*Exercise task*
Count the lines below that contain the word "this" and give only the number.

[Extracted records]
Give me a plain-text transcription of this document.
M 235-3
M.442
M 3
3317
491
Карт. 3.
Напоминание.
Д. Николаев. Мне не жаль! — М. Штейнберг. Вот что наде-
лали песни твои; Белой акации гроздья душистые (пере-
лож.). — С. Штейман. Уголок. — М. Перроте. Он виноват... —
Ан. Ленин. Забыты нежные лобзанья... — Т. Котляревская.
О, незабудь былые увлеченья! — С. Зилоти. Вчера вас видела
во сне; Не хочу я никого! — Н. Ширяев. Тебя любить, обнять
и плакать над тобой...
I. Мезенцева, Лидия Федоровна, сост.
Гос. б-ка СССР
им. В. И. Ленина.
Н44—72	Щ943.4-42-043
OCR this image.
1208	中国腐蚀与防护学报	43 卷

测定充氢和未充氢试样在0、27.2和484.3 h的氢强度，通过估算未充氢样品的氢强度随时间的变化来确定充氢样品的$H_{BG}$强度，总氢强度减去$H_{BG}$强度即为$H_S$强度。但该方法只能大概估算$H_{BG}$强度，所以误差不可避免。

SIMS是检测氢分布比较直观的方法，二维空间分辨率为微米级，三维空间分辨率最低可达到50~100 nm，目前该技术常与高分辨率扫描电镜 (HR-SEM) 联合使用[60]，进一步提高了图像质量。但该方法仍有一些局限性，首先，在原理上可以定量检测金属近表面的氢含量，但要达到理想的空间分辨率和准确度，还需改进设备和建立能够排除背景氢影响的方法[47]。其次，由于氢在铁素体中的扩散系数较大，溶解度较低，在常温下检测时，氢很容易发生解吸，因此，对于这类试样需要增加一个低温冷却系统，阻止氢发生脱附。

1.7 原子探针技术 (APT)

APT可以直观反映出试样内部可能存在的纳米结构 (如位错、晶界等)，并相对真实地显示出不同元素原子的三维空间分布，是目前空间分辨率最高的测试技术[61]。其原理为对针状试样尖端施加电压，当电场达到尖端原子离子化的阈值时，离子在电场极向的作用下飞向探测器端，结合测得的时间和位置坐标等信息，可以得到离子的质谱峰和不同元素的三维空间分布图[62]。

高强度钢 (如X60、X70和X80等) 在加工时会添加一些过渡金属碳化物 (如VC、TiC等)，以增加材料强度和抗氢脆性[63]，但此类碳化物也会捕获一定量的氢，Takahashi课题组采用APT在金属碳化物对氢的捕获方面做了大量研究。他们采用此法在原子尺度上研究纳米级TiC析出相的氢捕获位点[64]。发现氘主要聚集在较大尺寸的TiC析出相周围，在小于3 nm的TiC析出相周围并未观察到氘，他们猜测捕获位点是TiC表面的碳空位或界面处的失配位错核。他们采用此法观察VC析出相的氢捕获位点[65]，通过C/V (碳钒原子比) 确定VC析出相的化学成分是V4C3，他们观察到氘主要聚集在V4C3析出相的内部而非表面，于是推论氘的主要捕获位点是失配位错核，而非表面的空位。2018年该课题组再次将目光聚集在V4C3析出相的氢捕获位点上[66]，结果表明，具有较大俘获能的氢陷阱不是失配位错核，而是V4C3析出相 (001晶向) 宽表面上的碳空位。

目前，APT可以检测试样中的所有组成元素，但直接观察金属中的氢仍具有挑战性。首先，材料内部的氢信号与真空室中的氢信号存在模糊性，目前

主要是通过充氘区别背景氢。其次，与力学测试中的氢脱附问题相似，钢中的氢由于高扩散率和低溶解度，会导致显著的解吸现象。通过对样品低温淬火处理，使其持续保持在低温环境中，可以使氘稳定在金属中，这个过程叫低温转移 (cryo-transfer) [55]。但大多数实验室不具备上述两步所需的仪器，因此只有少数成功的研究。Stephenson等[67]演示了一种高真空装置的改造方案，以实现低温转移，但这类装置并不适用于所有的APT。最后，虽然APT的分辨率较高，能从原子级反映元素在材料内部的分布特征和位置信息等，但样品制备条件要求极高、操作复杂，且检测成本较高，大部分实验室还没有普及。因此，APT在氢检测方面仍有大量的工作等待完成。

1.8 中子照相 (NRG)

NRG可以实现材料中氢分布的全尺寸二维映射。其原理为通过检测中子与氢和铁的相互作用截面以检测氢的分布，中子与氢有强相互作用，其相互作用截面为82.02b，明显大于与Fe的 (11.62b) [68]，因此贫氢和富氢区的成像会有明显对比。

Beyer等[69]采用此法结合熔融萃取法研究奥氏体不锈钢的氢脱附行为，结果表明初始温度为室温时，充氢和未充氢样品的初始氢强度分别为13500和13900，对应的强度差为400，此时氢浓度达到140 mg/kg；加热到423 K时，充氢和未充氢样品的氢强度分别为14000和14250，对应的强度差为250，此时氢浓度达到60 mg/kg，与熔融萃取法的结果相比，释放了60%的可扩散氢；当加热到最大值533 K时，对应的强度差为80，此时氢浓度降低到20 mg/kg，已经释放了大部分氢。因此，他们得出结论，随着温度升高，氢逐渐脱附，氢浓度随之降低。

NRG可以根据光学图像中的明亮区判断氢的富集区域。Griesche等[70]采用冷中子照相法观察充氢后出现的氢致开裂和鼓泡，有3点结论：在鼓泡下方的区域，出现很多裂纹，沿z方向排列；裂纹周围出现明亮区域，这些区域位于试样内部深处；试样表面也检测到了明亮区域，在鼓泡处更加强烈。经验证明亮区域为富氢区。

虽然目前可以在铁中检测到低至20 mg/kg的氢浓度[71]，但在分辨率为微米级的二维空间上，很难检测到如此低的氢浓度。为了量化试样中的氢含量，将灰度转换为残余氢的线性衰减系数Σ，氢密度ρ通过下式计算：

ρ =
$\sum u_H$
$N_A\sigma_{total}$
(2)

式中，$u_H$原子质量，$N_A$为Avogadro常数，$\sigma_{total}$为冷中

*The result*
2